• **Task to complete**
Restate the listing that follows word for word, without its pictures.
----- Input data -----
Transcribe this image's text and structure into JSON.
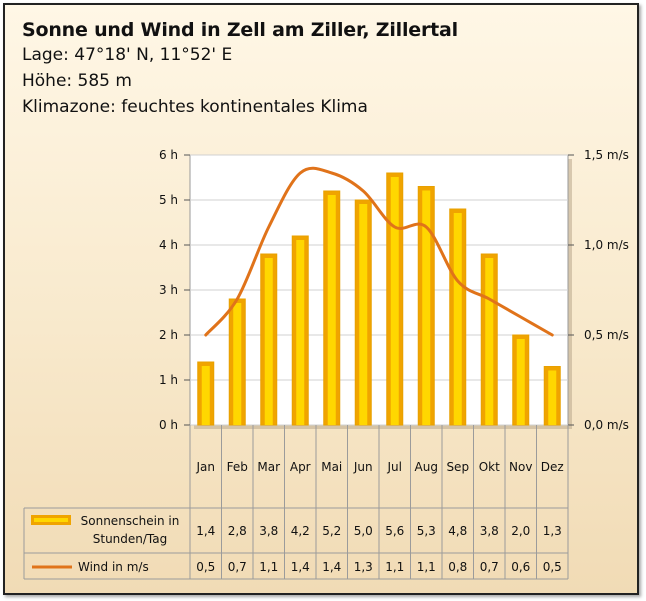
{
  "header": {
    "title": "Sonne und Wind in Zell am Ziller, Zillertal",
    "lines": [
      "Lage: 47°18' N, 11°52' E",
      "Höhe: 585 m",
      "Klimazone: feuchtes kontinentales Klima"
    ]
  },
  "colors": {
    "bar_fill": "#ffd700",
    "bar_edge": "#f0a400",
    "line": "#e0731a",
    "plot_bg": "#ffffff"
  },
  "chart_data": {
    "type": "bar",
    "categories": [
      "Jan",
      "Feb",
      "Mar",
      "Apr",
      "Mai",
      "Jun",
      "Jul",
      "Aug",
      "Sep",
      "Okt",
      "Nov",
      "Dez"
    ],
    "series": [
      {
        "name": "Sonnenschein in Stunden/Tag",
        "kind": "bar",
        "axis": "left",
        "values": [
          1.4,
          2.8,
          3.8,
          4.2,
          5.2,
          5.0,
          5.6,
          5.3,
          4.8,
          3.8,
          2.0,
          1.3
        ],
        "labels": [
          "1,4",
          "2,8",
          "3,8",
          "4,2",
          "5,2",
          "5,0",
          "5,6",
          "5,3",
          "4,8",
          "3,8",
          "2,0",
          "1,3"
        ]
      },
      {
        "name": "Wind in m/s",
        "kind": "line",
        "axis": "right",
        "values": [
          0.5,
          0.7,
          1.1,
          1.4,
          1.4,
          1.3,
          1.1,
          1.1,
          0.8,
          0.7,
          0.6,
          0.5
        ],
        "labels": [
          "0,5",
          "0,7",
          "1,1",
          "1,4",
          "1,4",
          "1,3",
          "1,1",
          "1,1",
          "0,8",
          "0,7",
          "0,6",
          "0,5"
        ]
      }
    ],
    "y_left": {
      "ylim": [
        0,
        6
      ],
      "ticks": [
        0,
        1,
        2,
        3,
        4,
        5,
        6
      ],
      "tick_labels": [
        "0 h",
        "1 h",
        "2 h",
        "3 h",
        "4 h",
        "5 h",
        "6 h"
      ]
    },
    "y_right": {
      "ylim": [
        0,
        1.5
      ],
      "ticks": [
        0,
        0.5,
        1.0,
        1.5
      ],
      "tick_labels": [
        "0,0 m/s",
        "0,5 m/s",
        "1,0 m/s",
        "1,5 m/s"
      ]
    },
    "grid": true,
    "legend": "data-table"
  }
}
-----
• **Expected answer**
Transcribe this image's text and structure into JSON.
{
  "header": {
    "title": "Sonne und Wind in Zell am Ziller, Zillertal",
    "lines": [
      "Lage: 47°18' N, 11°52' E",
      "Höhe: 585 m",
      "Klimazone: feuchtes kontinentales Klima"
    ]
  },
  "colors": {
    "bar_fill": "#ffd700",
    "bar_edge": "#f0a400",
    "line": "#e0731a",
    "plot_bg": "#ffffff"
  },
  "chart_data": {
    "type": "bar",
    "categories": [
      "Jan",
      "Feb",
      "Mar",
      "Apr",
      "Mai",
      "Jun",
      "Jul",
      "Aug",
      "Sep",
      "Okt",
      "Nov",
      "Dez"
    ],
    "series": [
      {
        "name": "Sonnenschein in Stunden/Tag",
        "kind": "bar",
        "axis": "left",
        "values": [
          1.4,
          2.8,
          3.8,
          4.2,
          5.2,
          5.0,
          5.6,
          5.3,
          4.8,
          3.8,
          2.0,
          1.3
        ],
        "labels": [
          "1,4",
          "2,8",
          "3,8",
          "4,2",
          "5,2",
          "5,0",
          "5,6",
          "5,3",
          "4,8",
          "3,8",
          "2,0",
          "1,3"
        ]
      },
      {
        "name": "Wind in m/s",
        "kind": "line",
        "axis": "right",
        "values": [
          0.5,
          0.7,
          1.1,
          1.4,
          1.4,
          1.3,
          1.1,
          1.1,
          0.8,
          0.7,
          0.6,
          0.5
        ],
        "labels": [
          "0,5",
          "0,7",
          "1,1",
          "1,4",
          "1,4",
          "1,3",
          "1,1",
          "1,1",
          "0,8",
          "0,7",
          "0,6",
          "0,5"
        ]
      }
    ],
    "y_left": {
      "ylim": [
        0,
        6
      ],
      "ticks": [
        0,
        1,
        2,
        3,
        4,
        5,
        6
      ],
      "tick_labels": [
        "0 h",
        "1 h",
        "2 h",
        "3 h",
        "4 h",
        "5 h",
        "6 h"
      ]
    },
    "y_right": {
      "ylim": [
        0,
        1.5
      ],
      "ticks": [
        0,
        0.5,
        1.0,
        1.5
      ],
      "tick_labels": [
        "0,0 m/s",
        "0,5 m/s",
        "1,0 m/s",
        "1,5 m/s"
      ]
    },
    "grid": true,
    "legend": "data-table"
  }
}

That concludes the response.